[WHAT TO PRODUCE] Copy out each line that mentions the word "provide".

## start RECORDS SHOWN

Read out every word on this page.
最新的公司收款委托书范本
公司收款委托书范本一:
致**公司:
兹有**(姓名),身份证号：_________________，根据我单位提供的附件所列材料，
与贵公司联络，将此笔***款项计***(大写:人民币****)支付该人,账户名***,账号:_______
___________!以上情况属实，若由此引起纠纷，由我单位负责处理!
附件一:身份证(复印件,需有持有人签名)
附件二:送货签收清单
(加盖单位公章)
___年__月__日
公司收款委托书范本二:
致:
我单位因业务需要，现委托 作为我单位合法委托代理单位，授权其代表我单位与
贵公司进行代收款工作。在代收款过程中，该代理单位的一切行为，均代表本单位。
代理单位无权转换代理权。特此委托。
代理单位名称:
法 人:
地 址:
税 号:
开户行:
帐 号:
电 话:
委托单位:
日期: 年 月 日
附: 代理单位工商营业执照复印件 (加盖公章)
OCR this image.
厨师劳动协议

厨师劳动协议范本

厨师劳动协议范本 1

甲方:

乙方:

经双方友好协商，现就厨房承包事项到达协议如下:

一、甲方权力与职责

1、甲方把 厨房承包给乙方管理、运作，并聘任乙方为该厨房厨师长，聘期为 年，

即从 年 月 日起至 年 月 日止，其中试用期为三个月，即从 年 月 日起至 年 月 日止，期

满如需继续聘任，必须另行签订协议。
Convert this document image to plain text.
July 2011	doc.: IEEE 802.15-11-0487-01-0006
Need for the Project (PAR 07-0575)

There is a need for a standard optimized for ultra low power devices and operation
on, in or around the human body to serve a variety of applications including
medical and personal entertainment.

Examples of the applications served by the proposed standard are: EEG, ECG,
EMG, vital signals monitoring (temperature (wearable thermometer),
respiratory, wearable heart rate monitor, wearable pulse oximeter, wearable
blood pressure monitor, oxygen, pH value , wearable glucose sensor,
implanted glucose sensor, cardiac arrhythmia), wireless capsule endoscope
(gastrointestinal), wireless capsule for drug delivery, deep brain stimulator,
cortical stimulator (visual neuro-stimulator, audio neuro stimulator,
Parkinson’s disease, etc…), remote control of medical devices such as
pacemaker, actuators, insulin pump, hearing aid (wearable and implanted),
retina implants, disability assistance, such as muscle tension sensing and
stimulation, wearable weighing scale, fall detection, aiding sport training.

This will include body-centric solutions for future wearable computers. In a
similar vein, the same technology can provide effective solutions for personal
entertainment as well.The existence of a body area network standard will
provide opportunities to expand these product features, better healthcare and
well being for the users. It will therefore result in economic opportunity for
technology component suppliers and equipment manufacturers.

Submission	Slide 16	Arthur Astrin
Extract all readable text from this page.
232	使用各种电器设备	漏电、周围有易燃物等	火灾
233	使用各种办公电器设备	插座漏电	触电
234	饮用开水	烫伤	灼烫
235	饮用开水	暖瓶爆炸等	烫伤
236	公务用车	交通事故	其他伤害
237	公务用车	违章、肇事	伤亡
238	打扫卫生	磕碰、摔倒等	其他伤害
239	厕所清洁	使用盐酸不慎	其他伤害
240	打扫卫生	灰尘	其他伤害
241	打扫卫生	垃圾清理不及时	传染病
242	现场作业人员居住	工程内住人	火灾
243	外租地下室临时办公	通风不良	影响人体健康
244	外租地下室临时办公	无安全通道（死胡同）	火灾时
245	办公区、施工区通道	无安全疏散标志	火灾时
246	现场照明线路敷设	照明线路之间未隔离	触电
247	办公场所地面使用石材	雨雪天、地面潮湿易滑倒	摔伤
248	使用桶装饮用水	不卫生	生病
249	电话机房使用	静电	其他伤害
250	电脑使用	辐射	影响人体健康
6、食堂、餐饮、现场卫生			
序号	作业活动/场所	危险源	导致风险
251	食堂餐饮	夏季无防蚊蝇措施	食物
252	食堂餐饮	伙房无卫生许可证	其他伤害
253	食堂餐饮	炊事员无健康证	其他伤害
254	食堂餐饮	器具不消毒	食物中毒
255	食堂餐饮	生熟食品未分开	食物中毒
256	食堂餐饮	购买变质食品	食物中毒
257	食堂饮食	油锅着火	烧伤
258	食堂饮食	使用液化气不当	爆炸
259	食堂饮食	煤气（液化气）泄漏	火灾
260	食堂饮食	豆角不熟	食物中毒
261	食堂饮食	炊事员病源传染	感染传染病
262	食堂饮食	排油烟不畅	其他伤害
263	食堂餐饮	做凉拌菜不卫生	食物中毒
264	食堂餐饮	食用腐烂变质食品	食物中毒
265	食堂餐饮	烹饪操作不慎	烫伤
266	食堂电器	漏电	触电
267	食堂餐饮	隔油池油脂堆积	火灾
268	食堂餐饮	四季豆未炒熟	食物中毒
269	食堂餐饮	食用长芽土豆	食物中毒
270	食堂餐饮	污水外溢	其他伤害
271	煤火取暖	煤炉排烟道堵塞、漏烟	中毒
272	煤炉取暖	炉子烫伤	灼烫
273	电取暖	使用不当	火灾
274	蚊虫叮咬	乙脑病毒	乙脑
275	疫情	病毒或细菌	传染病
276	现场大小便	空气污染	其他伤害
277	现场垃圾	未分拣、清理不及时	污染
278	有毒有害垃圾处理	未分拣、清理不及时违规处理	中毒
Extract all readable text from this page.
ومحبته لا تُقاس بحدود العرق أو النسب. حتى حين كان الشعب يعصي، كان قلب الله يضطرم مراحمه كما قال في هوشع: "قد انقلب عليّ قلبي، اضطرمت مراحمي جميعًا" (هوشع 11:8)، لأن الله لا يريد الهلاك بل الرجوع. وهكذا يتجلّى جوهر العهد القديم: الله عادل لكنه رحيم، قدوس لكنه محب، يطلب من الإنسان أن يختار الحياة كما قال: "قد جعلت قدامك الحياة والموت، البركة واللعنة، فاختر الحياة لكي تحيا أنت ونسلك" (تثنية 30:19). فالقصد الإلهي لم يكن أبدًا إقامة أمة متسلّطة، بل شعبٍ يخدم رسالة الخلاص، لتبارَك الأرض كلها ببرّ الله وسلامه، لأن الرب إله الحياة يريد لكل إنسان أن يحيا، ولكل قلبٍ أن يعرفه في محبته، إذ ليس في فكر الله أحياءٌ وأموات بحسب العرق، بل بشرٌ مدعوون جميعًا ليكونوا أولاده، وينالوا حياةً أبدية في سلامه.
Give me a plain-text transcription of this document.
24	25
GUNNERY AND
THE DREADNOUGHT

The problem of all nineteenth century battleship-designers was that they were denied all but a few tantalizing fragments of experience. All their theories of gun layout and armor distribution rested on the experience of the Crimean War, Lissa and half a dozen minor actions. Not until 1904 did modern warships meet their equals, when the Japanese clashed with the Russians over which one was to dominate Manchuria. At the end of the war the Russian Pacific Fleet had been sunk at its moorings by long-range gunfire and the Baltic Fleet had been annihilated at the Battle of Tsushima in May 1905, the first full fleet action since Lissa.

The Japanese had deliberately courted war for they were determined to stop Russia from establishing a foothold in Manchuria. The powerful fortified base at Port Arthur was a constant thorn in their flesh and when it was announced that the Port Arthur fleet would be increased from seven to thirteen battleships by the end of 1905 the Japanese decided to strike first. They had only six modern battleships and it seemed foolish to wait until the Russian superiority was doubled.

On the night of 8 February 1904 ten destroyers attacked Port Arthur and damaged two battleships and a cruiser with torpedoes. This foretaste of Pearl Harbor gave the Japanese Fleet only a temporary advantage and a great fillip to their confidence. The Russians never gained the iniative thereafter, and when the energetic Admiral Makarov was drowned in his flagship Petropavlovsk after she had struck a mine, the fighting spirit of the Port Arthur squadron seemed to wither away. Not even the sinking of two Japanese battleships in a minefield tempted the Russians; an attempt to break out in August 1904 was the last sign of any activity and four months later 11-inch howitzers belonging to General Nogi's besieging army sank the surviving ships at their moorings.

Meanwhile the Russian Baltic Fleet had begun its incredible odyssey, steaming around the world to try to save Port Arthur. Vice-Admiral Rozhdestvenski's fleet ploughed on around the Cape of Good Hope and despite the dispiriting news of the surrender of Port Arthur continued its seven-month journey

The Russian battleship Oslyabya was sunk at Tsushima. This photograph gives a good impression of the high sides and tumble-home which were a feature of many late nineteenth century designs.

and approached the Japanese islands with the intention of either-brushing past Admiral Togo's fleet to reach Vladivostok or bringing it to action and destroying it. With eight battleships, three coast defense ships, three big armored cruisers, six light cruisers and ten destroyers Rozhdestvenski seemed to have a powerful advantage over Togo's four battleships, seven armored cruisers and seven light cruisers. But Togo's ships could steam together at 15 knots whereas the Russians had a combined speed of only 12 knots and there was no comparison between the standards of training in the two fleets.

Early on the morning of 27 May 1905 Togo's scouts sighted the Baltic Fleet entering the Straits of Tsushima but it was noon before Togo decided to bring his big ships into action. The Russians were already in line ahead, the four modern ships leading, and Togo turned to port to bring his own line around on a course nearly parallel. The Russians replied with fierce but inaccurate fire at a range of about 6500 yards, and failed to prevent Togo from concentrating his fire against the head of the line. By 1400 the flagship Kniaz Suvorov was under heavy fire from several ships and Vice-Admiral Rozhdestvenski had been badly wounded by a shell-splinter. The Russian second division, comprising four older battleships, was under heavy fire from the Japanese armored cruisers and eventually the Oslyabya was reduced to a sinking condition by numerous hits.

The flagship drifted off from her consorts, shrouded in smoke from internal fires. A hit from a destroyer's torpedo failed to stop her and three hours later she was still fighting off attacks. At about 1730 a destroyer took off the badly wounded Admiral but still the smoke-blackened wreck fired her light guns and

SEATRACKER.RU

## end RECORDS SHOWN

[RESULT]
similar vein, the same technology can provide effective solutions for personal
provide opportunities to expand these product features, better healthcare and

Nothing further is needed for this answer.